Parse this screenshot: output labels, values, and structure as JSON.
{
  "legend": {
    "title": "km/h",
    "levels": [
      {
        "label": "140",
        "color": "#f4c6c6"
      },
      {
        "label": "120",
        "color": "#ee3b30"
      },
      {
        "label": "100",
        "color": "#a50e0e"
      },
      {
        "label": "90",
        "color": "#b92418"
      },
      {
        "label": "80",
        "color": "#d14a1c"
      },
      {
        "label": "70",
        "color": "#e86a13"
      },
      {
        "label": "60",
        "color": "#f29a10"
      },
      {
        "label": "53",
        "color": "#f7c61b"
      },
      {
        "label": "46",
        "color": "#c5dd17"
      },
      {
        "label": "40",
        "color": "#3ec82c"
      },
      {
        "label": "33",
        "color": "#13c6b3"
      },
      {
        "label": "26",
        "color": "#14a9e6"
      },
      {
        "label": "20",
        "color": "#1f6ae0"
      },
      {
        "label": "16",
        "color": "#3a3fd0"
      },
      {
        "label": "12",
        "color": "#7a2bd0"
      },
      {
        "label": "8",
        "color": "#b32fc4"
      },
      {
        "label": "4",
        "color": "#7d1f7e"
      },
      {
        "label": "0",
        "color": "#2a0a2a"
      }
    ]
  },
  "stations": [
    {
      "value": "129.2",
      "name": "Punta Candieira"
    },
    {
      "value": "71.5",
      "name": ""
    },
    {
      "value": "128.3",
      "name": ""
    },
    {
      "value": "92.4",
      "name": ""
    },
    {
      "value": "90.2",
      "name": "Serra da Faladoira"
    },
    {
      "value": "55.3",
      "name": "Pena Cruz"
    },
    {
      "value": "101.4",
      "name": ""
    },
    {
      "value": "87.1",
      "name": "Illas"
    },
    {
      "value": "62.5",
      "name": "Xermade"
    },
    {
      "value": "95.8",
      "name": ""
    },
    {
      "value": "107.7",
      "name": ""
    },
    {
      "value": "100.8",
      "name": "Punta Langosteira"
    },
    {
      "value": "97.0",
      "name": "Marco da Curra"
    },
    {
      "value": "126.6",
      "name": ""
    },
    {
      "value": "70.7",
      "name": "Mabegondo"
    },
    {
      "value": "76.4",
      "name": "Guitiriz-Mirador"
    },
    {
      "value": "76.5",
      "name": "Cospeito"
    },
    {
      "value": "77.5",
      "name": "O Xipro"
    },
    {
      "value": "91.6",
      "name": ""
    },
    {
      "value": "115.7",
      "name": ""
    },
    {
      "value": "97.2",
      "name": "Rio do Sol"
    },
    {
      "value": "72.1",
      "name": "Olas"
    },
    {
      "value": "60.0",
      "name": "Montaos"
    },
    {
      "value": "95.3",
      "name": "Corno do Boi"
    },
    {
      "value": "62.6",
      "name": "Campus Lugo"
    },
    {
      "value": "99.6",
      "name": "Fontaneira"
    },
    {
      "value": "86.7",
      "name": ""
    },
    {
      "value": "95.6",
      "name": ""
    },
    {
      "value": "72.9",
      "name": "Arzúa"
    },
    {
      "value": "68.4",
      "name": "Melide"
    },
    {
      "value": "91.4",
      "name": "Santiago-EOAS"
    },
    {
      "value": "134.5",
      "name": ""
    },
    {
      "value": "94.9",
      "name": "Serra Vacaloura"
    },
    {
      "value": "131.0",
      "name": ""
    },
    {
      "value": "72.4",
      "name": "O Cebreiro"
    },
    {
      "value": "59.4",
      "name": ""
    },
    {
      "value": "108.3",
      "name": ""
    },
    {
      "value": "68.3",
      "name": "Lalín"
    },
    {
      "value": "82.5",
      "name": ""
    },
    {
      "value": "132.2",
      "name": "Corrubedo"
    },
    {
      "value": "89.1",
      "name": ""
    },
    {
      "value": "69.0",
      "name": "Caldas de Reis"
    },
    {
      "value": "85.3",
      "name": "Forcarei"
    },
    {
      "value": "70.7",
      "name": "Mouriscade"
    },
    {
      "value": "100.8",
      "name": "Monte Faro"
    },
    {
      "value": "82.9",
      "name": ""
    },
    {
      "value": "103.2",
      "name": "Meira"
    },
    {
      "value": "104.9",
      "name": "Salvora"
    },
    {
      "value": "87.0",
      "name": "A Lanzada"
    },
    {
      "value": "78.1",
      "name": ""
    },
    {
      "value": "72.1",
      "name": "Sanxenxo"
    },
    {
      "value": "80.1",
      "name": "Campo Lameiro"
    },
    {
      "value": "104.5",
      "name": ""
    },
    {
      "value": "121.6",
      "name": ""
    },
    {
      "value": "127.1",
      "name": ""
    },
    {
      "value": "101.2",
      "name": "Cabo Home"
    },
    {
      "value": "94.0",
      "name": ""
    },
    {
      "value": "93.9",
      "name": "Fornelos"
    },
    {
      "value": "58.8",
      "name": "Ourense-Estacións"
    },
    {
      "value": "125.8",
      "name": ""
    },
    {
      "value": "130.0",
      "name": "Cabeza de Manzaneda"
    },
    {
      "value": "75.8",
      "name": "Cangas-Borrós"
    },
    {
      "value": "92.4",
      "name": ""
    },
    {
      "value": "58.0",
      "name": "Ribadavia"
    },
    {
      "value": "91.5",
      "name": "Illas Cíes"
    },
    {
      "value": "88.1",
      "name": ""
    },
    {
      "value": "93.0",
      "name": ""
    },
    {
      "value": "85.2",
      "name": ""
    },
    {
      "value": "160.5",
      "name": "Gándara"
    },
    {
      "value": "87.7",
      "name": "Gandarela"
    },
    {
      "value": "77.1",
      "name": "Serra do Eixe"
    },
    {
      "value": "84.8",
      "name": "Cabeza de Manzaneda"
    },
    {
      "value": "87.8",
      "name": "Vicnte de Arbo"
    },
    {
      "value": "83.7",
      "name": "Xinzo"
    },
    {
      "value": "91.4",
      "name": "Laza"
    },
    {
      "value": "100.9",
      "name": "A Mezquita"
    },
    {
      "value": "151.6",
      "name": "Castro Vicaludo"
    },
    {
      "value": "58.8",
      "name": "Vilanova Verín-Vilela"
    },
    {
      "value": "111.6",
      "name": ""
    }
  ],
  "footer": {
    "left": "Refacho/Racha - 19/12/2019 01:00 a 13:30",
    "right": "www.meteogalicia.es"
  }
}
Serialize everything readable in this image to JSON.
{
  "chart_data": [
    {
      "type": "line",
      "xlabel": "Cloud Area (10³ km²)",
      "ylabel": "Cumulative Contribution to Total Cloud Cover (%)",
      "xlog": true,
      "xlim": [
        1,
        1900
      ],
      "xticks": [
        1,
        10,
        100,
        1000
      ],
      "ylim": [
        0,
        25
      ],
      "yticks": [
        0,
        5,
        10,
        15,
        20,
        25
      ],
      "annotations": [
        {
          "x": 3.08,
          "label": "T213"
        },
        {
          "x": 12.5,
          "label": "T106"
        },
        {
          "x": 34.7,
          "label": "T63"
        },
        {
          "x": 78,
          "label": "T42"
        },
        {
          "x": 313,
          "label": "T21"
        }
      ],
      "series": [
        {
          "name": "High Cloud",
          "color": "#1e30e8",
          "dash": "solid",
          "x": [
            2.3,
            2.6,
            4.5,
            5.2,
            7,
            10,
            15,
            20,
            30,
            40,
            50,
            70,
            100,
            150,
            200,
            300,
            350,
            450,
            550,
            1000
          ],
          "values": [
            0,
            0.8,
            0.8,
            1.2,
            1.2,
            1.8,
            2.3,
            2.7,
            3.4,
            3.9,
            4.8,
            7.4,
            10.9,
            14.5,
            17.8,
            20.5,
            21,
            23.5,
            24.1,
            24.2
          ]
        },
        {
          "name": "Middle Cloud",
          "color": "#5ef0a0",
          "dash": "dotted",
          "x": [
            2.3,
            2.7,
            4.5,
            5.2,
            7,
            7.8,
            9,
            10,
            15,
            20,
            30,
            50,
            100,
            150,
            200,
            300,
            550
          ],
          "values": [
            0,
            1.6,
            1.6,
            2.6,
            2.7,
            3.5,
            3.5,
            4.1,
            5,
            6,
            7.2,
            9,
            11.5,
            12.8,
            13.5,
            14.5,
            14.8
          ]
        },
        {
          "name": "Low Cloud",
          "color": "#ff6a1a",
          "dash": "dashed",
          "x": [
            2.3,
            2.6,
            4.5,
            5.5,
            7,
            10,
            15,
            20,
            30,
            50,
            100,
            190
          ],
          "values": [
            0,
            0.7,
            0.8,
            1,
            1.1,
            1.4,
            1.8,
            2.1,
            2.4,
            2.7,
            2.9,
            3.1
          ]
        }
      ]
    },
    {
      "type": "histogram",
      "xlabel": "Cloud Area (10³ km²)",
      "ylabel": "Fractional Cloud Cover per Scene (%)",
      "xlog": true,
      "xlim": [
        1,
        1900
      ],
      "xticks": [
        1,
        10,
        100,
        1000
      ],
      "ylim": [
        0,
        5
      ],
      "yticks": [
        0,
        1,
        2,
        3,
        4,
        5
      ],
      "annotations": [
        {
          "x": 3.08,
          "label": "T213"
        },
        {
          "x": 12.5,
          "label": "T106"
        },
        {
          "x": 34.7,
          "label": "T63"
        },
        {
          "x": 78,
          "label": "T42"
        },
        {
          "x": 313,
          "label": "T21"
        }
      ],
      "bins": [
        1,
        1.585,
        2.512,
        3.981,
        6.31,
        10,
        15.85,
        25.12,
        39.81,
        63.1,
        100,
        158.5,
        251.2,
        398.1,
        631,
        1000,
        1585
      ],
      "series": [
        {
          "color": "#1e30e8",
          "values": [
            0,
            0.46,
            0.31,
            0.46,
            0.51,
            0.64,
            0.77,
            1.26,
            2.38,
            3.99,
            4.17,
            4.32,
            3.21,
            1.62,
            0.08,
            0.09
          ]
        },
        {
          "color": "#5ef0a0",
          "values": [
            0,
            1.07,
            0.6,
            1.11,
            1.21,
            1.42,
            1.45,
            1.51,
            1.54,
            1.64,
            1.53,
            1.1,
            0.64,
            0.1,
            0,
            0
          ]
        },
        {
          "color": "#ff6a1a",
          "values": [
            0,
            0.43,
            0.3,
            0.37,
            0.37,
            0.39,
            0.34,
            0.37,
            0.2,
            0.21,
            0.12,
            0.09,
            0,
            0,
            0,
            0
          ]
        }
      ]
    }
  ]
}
■ ■ ■ ■ ■
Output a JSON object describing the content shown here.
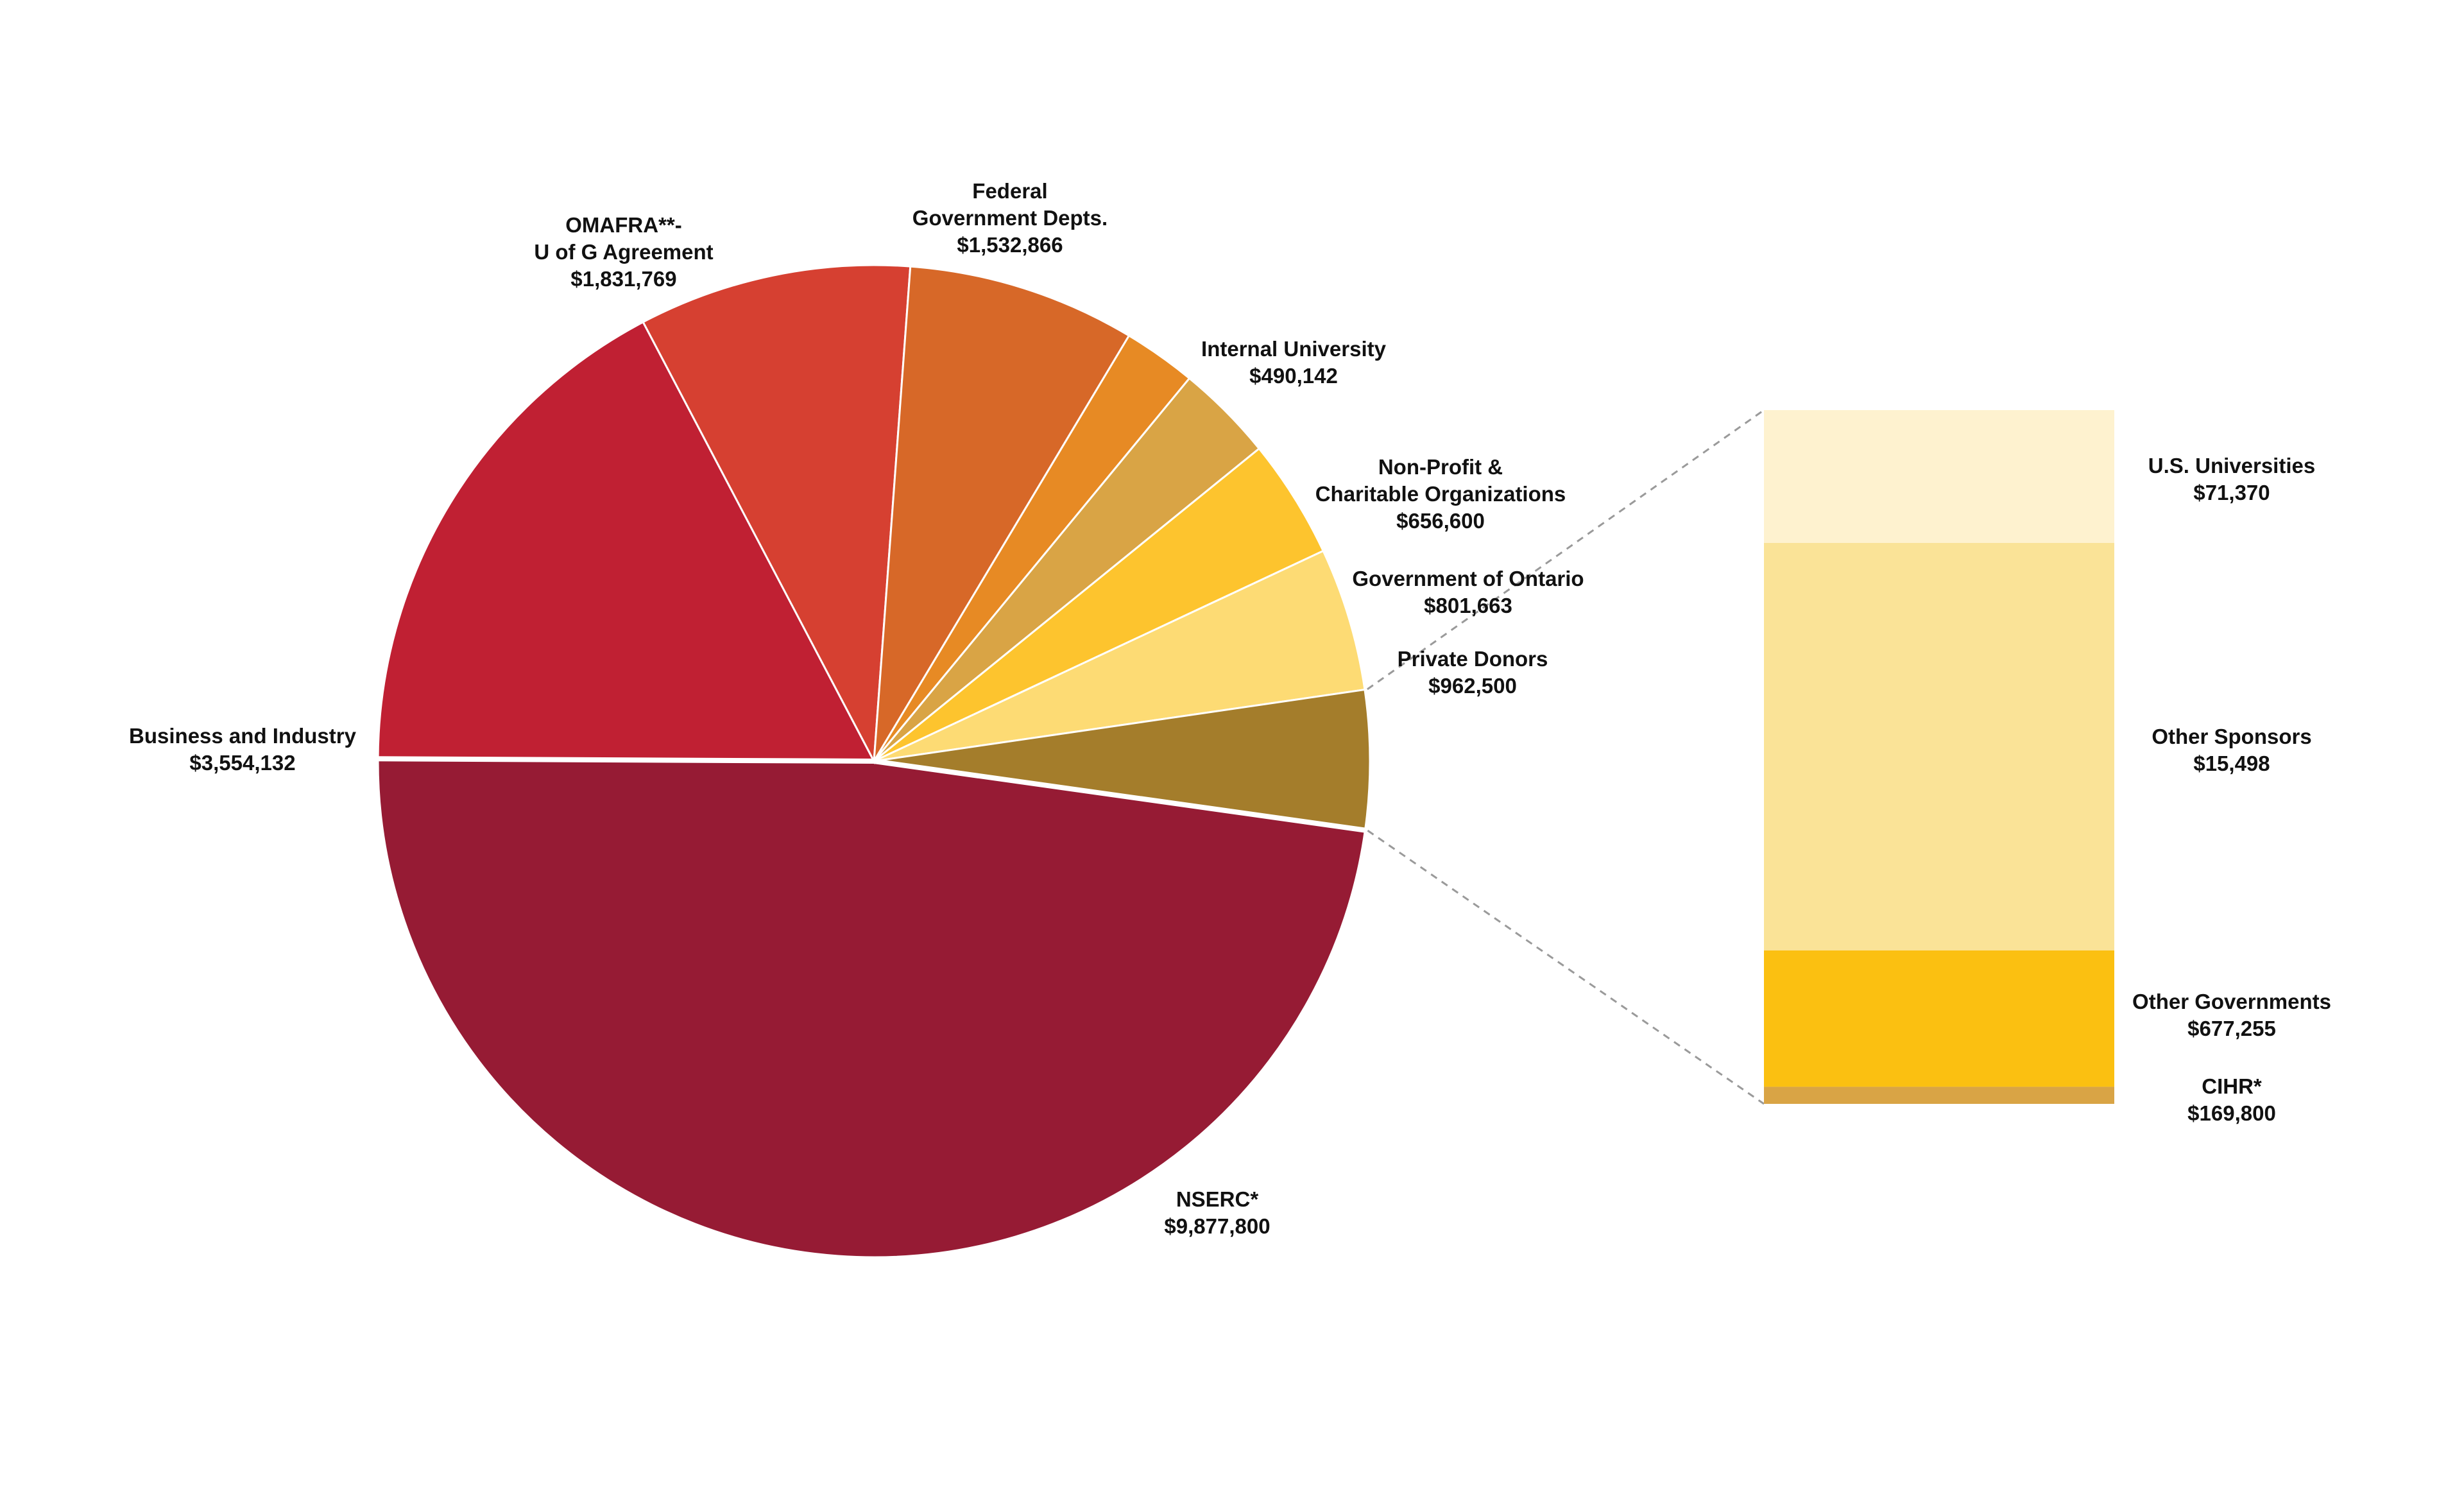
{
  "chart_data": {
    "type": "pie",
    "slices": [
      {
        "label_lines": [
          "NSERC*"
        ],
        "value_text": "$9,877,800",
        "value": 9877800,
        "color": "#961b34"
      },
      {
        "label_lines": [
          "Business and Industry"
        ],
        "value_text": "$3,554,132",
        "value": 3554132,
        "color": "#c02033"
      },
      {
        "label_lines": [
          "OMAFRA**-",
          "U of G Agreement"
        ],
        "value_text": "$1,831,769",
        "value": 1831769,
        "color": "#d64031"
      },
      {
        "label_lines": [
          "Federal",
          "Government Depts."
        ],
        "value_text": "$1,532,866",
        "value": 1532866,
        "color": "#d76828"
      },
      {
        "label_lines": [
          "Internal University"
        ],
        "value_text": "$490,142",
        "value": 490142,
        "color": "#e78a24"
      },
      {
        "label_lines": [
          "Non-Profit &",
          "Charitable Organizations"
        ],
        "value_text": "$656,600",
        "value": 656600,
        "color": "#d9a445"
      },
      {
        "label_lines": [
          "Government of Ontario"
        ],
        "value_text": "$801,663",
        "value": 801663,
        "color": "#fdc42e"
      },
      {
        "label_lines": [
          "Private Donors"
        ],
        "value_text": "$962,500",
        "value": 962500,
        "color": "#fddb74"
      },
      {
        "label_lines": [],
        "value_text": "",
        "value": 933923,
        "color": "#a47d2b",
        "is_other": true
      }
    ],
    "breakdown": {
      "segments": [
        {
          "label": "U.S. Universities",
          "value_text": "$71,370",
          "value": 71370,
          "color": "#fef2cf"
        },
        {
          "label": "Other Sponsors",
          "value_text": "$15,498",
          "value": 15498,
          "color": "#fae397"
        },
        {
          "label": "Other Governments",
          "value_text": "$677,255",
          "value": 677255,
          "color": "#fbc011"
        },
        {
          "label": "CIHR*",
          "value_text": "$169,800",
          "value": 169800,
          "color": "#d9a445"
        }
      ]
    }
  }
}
■ ■ ■ ■ ■
Challenge
Copy all lines from the material that hold "this".

Exercise answer
Parse this screenshot: output labels, values, and structure as JSON.
Serialize everything readable in this image to JSON.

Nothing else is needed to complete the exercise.